[Spatial layout items]
══════════════════════════════
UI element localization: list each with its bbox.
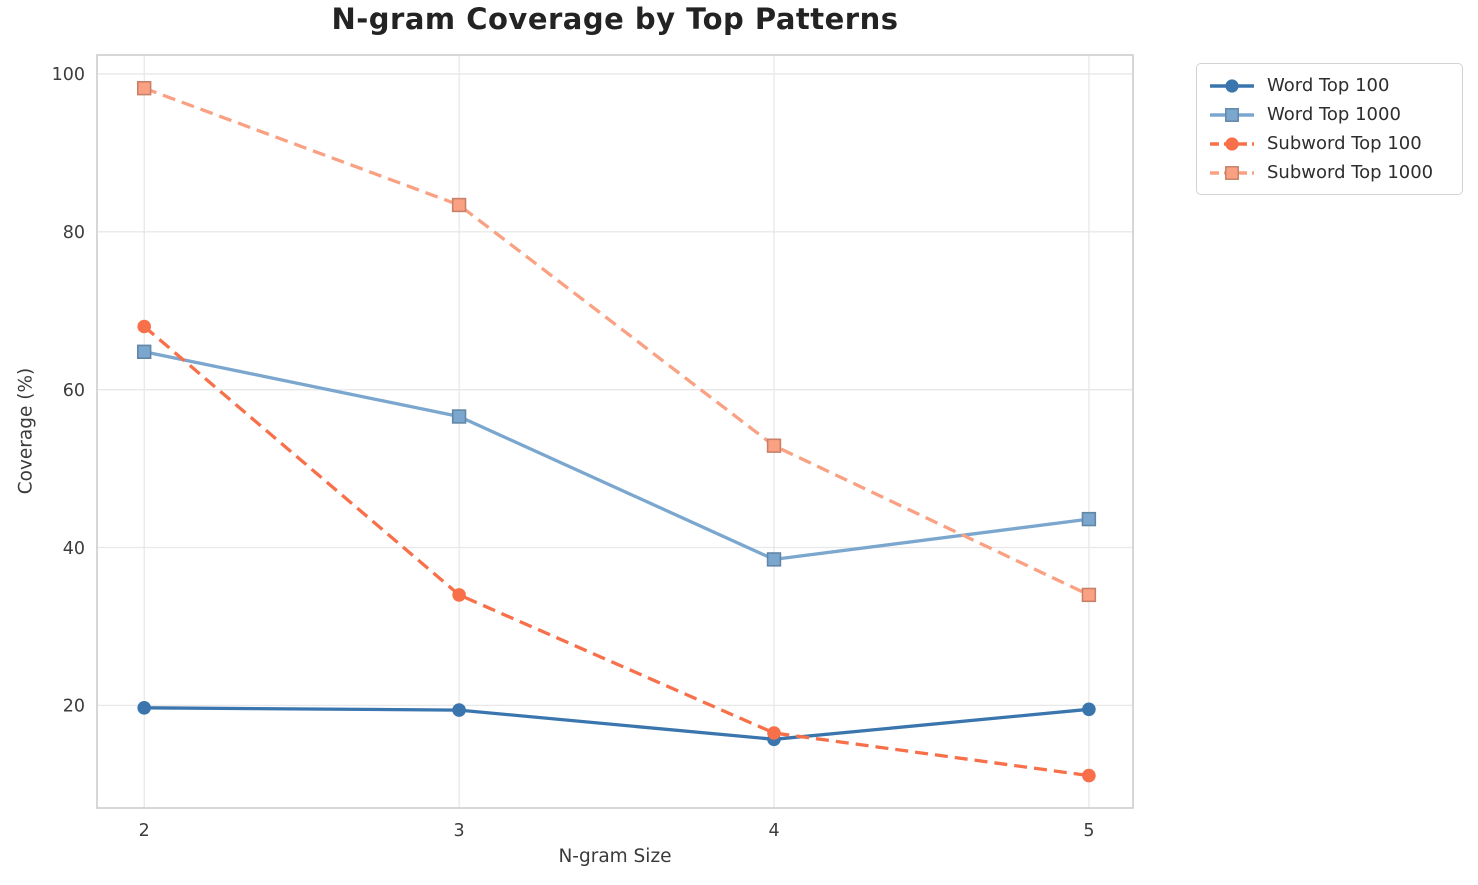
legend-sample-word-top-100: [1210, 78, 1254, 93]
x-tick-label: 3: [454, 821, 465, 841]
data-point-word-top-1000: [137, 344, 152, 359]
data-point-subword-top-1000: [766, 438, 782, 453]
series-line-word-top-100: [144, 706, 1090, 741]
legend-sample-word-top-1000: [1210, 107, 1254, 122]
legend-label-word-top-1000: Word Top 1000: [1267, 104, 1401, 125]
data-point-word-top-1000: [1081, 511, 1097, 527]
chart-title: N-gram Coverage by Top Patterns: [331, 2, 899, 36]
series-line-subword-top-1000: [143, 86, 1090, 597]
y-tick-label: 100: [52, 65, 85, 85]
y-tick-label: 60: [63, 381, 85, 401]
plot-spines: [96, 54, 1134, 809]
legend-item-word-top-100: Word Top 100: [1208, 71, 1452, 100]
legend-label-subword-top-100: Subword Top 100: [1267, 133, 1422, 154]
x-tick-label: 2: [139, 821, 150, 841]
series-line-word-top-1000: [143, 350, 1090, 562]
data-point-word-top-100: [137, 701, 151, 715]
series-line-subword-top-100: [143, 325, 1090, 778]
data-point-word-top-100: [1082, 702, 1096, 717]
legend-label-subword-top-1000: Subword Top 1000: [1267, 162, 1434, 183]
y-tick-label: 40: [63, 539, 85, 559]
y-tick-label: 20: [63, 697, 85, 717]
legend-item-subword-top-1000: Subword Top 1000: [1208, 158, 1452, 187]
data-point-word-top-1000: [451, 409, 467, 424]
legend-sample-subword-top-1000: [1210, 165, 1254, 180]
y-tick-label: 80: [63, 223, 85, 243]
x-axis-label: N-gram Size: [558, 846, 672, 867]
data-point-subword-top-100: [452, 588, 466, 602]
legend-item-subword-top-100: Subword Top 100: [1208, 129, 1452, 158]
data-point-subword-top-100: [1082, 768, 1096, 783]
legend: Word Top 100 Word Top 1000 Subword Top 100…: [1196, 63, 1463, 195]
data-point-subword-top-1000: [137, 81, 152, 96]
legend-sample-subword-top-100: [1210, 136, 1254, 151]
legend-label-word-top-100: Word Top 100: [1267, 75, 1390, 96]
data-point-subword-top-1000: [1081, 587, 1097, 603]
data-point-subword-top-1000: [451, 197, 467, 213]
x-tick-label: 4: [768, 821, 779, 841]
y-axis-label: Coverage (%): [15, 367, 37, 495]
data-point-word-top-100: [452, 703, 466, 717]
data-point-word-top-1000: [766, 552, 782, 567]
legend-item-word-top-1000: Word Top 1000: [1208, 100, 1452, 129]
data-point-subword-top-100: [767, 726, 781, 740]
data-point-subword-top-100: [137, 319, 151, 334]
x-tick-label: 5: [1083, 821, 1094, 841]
══════════════════════════════
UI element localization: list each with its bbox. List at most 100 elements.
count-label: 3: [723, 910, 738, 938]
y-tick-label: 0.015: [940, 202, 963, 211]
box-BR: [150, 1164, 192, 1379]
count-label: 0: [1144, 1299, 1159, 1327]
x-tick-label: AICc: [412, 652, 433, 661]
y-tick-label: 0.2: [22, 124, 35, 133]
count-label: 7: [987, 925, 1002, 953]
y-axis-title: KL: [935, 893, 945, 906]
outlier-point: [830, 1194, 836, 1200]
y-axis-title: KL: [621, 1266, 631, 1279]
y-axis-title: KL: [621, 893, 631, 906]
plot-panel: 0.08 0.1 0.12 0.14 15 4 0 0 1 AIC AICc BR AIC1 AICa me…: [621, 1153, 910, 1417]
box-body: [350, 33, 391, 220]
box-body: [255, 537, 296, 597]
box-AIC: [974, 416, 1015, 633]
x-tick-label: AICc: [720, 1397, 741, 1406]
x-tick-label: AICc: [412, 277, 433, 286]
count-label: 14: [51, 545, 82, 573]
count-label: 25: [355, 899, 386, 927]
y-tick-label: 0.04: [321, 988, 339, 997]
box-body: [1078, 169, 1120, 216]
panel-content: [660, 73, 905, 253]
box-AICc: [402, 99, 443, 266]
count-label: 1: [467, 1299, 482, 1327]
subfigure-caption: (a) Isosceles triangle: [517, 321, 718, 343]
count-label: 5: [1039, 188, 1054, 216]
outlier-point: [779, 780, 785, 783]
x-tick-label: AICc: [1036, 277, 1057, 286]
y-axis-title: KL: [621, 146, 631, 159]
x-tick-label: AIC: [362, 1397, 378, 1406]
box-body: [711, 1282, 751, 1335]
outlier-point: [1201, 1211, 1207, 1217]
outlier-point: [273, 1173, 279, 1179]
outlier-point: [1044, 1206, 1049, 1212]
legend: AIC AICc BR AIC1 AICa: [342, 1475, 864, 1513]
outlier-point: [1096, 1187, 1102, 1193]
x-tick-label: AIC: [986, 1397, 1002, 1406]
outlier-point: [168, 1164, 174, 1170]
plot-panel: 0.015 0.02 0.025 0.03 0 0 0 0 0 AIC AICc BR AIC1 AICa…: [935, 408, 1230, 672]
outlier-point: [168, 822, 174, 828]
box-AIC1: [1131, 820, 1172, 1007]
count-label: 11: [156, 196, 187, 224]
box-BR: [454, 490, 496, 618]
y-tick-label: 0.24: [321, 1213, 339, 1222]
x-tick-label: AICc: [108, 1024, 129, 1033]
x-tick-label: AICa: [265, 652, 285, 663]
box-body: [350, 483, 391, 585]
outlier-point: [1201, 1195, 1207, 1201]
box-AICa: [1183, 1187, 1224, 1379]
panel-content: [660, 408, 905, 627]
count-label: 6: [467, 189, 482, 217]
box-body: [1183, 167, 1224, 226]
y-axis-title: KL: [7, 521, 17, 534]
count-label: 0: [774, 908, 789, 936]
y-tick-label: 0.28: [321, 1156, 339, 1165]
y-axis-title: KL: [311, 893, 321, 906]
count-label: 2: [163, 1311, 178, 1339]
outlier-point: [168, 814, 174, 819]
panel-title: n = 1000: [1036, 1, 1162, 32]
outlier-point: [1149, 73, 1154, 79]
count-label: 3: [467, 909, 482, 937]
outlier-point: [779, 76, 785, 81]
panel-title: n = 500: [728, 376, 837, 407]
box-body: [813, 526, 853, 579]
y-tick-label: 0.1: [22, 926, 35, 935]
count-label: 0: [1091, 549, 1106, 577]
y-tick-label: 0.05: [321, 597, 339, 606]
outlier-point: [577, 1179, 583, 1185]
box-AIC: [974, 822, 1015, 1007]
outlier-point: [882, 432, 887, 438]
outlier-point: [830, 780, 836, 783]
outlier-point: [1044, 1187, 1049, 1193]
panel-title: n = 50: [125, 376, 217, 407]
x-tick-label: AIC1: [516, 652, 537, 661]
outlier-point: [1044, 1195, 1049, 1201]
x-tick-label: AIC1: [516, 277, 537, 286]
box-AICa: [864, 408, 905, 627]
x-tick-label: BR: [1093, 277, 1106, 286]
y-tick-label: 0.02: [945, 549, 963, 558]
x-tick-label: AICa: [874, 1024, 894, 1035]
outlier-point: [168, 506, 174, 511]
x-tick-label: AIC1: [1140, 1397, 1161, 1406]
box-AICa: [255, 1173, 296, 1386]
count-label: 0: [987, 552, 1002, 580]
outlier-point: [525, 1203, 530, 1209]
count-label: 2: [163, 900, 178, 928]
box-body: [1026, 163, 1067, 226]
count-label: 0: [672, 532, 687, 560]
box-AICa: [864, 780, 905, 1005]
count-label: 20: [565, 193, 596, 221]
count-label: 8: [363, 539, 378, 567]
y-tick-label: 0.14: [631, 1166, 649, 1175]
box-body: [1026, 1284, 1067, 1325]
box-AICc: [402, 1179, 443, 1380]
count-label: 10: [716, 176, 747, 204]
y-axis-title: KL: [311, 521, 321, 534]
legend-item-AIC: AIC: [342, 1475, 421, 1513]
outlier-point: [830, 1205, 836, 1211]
══════════════════════════════
In the second block, quote word for word every line from the line with "UI element localization: list each with its bbox. List" up to and including the line with "count-label: 1: [467, 1299, 482, 1327]".

- **Task result**
UI element localization: list each with its bbox. List at most 100 elements.
count-label: 3: [723, 910, 738, 938]
y-tick-label: 0.015: [940, 202, 963, 211]
box-BR: [150, 1164, 192, 1379]
count-label: 0: [1144, 1299, 1159, 1327]
x-tick-label: AICc: [412, 652, 433, 661]
y-tick-label: 0.2: [22, 124, 35, 133]
count-label: 7: [987, 925, 1002, 953]
y-axis-title: KL: [935, 893, 945, 906]
outlier-point: [830, 1194, 836, 1200]
y-axis-title: KL: [621, 1266, 631, 1279]
y-axis-title: KL: [621, 893, 631, 906]
plot-panel: 0.08 0.1 0.12 0.14 15 4 0 0 1 AIC AICc BR AIC1 AICa me…: [621, 1153, 910, 1417]
box-body: [350, 33, 391, 220]
box-body: [255, 537, 296, 597]
box-AIC: [974, 416, 1015, 633]
x-tick-label: AICc: [720, 1397, 741, 1406]
x-tick-label: AICc: [412, 277, 433, 286]
count-label: 14: [51, 545, 82, 573]
count-label: 25: [355, 899, 386, 927]
y-tick-label: 0.04: [321, 988, 339, 997]
box-body: [1078, 169, 1120, 216]
panel-content: [660, 73, 905, 253]
box-AICc: [402, 99, 443, 266]
count-label: 1: [467, 1299, 482, 1327]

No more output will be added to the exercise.